(GIVEN PROBLEM):
Return each line containing "местных".

(Dataset excerpt):
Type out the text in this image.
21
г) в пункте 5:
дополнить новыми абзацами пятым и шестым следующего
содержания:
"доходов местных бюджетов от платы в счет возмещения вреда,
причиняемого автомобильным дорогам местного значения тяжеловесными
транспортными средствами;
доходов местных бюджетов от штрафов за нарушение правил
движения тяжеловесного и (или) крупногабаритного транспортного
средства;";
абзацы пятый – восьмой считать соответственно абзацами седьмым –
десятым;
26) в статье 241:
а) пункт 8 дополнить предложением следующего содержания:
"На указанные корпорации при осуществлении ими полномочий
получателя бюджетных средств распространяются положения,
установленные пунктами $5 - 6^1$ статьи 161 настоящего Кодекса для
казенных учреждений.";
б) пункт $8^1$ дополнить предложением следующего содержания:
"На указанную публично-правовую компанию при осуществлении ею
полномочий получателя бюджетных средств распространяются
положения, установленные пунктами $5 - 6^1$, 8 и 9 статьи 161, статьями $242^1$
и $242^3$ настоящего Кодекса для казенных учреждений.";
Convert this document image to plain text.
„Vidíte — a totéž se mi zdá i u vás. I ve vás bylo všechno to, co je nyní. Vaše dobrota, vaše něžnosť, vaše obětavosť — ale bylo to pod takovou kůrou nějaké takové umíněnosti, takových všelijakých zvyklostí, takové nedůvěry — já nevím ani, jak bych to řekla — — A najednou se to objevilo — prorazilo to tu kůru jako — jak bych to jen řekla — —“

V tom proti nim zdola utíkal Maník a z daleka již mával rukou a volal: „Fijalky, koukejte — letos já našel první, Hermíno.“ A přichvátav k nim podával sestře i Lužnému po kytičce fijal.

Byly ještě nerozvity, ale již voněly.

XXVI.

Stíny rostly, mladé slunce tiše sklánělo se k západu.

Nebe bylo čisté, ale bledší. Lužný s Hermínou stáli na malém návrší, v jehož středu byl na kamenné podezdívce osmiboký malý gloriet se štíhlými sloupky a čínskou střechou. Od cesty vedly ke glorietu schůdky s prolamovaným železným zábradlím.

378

(THE SOLUTION):
"доходов местных бюджетов от платы в счет возмещения вреда,
доходов местных бюджетов от штрафов за нарушение правил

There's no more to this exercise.